### WHAT YOU WILL DO
Leave out the images and repeat the listing below without a single change.
- - -
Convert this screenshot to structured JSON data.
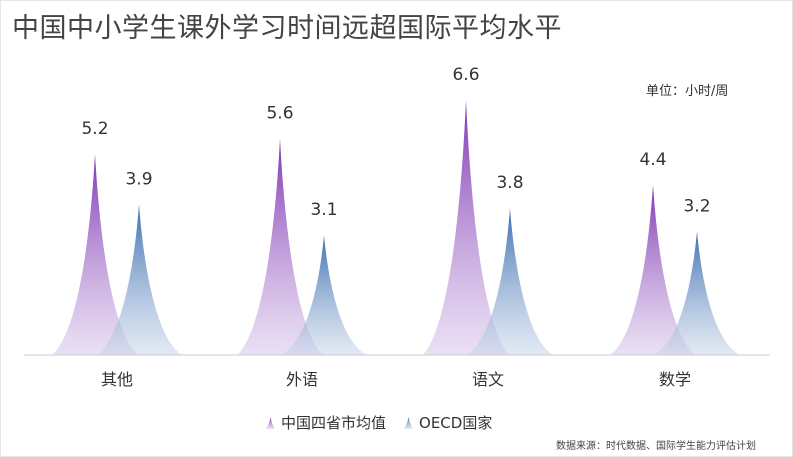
{
  "title": "中国中小学生课外学习时间远超国际平均水平",
  "unit_label": "单位：小时/周",
  "source_note": "数据来源：时代数据、国际学生能力评估计划",
  "colors": {
    "china": "#8a44b8",
    "oecd": "#4a78b4"
  },
  "chart_data": {
    "type": "bar",
    "categories": [
      "其他",
      "外语",
      "语文",
      "数学"
    ],
    "series": [
      {
        "name": "中国四省市均值",
        "values": [
          5.2,
          5.6,
          6.6,
          4.4
        ]
      },
      {
        "name": "OECD国家",
        "values": [
          3.9,
          3.1,
          3.8,
          3.2
        ]
      }
    ],
    "ylim": [
      0,
      6.6
    ],
    "legend_position": "bottom",
    "grid": false
  }
}
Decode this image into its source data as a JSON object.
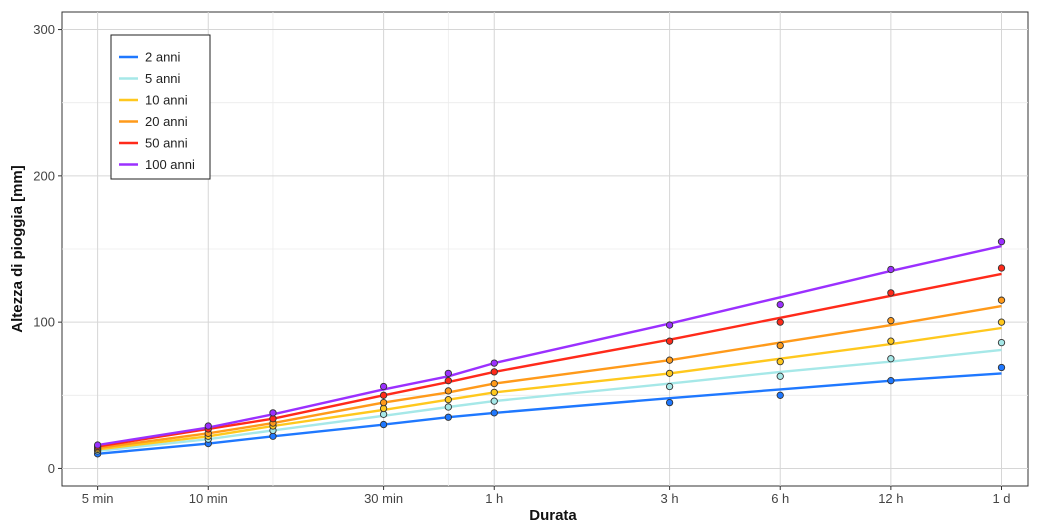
- - -
### ANSWER
Convert this screenshot to structured JSON data.
{
  "title": "中国中小学生课外学习时间远超国际平均水平",
  "unit_label": "单位：小时/周",
  "source_note": "数据来源：时代数据、国际学生能力评估计划",
  "colors": {
    "china": "#8a44b8",
    "oecd": "#4a78b4"
  },
  "chart_data": {
    "type": "bar",
    "categories": [
      "其他",
      "外语",
      "语文",
      "数学"
    ],
    "series": [
      {
        "name": "中国四省市均值",
        "values": [
          5.2,
          5.6,
          6.6,
          4.4
        ]
      },
      {
        "name": "OECD国家",
        "values": [
          3.9,
          3.1,
          3.8,
          3.2
        ]
      }
    ],
    "ylim": [
      0,
      6.6
    ],
    "legend_position": "bottom",
    "grid": false
  }
}
Decode this image into its source data as a JSON object.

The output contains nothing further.